#### Supplied data

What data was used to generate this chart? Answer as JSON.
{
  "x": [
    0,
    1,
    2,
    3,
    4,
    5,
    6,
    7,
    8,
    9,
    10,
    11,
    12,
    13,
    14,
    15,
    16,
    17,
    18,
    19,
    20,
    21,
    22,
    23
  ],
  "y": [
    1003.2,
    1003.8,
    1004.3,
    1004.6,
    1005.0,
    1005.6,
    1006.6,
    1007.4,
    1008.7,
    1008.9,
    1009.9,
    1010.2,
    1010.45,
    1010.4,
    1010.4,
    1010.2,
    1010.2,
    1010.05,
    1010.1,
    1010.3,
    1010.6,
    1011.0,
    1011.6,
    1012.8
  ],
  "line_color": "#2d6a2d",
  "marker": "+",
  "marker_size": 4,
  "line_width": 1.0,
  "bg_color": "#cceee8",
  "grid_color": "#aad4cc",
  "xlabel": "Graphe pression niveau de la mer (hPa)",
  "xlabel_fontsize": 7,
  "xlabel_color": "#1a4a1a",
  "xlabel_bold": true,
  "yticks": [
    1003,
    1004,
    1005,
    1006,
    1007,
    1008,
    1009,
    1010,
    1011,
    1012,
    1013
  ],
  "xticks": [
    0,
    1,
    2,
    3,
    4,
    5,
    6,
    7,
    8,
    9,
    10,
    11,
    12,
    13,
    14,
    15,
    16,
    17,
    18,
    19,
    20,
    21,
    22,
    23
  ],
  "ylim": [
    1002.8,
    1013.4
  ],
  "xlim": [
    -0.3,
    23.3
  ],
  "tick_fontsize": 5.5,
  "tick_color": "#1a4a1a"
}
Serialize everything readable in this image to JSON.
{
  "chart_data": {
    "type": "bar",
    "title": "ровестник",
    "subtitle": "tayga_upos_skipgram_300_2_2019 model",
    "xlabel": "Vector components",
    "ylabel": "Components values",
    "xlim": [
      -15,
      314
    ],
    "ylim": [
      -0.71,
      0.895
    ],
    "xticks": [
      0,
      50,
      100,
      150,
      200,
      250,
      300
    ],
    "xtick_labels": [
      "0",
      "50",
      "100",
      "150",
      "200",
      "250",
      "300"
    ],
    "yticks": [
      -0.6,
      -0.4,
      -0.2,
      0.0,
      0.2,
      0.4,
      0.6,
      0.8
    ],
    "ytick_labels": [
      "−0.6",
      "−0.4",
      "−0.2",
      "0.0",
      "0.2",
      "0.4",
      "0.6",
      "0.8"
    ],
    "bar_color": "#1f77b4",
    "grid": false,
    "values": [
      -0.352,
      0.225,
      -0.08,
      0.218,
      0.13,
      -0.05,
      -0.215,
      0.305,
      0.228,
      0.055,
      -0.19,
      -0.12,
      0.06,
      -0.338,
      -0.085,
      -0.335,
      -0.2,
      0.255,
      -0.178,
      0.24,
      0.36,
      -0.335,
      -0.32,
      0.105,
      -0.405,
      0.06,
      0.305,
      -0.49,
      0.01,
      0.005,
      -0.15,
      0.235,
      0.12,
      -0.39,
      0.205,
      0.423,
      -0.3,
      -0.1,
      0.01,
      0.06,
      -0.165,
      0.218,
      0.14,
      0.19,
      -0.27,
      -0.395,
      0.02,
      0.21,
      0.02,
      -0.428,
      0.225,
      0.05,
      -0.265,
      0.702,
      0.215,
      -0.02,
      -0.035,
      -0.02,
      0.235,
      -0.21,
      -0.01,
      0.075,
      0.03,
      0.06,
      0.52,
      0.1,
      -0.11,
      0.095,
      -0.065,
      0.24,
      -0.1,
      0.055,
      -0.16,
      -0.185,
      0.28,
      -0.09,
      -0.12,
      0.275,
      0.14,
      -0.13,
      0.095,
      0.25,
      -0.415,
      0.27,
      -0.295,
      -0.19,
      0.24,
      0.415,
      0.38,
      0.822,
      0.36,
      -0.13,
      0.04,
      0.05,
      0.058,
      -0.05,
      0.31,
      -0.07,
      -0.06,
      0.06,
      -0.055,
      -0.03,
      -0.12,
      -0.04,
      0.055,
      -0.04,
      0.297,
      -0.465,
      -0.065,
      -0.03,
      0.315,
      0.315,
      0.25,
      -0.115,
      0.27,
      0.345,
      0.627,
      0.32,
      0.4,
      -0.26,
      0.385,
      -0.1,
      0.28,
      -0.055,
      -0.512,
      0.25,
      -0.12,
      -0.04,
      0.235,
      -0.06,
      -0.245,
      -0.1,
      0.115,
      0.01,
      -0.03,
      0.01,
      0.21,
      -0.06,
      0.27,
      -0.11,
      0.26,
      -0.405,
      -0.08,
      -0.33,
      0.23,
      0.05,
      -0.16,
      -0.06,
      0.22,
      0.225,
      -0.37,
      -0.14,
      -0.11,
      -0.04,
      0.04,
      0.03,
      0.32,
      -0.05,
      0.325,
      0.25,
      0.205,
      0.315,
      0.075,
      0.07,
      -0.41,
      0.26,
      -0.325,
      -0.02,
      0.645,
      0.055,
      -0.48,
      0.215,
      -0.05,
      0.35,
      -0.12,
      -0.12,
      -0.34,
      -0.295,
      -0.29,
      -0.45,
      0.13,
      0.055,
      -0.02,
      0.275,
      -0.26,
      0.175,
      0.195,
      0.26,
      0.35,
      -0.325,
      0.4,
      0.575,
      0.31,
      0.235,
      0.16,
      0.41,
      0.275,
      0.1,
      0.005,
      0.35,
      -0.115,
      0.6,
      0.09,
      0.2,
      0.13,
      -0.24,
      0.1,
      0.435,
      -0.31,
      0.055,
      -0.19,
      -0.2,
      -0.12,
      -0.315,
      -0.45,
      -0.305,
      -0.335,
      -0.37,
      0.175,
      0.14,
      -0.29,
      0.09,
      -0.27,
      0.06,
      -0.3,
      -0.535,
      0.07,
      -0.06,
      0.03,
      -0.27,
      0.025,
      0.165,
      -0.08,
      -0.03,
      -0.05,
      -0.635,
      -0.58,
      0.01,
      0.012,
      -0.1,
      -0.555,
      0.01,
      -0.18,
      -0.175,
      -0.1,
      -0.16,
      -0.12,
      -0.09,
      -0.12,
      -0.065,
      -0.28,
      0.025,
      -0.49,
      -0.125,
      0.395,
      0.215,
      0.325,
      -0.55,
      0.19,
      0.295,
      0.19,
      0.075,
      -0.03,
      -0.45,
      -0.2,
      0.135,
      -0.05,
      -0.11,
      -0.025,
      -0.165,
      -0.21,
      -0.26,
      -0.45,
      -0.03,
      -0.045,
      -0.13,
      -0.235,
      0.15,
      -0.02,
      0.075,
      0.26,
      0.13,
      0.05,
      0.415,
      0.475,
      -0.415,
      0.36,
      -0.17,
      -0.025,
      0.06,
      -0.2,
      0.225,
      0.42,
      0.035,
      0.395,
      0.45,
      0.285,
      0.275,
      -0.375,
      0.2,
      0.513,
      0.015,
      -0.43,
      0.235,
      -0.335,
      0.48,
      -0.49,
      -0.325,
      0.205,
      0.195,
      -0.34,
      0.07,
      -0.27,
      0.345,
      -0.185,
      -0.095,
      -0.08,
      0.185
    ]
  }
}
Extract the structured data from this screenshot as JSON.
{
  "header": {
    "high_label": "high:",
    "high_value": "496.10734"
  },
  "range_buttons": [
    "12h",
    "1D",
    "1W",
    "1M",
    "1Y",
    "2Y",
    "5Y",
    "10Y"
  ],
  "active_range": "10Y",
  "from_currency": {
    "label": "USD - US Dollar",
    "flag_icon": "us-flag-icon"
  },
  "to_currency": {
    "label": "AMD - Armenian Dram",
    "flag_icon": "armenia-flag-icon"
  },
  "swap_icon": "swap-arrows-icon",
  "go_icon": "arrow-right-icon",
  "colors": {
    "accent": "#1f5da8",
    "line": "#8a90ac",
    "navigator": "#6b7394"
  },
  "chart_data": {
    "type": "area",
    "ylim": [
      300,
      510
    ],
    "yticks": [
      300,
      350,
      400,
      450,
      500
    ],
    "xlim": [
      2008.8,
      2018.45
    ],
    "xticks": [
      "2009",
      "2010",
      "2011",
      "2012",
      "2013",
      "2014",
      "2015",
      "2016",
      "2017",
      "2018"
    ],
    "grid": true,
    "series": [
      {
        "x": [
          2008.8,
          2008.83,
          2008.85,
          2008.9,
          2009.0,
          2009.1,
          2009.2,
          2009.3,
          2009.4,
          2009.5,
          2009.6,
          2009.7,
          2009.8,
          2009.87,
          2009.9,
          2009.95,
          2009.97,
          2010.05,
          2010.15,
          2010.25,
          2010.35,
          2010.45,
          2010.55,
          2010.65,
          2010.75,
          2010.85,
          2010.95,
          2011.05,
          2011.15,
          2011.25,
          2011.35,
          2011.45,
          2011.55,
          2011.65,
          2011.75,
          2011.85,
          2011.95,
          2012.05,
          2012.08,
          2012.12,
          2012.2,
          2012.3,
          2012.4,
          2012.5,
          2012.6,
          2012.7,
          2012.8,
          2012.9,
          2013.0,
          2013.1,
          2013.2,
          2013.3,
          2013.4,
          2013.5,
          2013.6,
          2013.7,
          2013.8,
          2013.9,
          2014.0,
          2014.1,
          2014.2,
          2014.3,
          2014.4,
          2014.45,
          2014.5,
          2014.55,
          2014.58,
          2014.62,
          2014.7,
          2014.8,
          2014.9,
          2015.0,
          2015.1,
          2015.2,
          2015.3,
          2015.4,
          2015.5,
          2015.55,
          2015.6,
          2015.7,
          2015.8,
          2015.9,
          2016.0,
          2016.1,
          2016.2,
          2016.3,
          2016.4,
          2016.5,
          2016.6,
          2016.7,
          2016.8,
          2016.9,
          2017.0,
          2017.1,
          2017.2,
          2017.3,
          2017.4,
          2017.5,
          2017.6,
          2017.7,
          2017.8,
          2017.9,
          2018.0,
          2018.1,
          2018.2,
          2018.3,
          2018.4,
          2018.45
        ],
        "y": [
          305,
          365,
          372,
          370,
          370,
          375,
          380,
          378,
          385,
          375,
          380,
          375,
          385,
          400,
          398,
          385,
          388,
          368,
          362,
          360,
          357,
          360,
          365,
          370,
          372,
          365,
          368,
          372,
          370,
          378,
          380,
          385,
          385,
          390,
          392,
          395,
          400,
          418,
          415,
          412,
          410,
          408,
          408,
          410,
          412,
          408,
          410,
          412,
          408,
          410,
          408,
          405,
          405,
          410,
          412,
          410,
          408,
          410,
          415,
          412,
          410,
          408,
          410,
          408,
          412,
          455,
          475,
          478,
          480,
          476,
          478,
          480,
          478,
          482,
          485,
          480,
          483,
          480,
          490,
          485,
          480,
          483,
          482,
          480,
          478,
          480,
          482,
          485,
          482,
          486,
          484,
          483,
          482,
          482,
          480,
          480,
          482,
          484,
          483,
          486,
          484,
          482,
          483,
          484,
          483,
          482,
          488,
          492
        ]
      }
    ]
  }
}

########

» **Problem to work on**: Select the lines from the entries that include the word "this".

» **Result of the task**:
What data was used to generate this chart? Answer as JSON.
Serialize everything readable in this image to JSON.
Extract the structured data from this screenshot as JSON.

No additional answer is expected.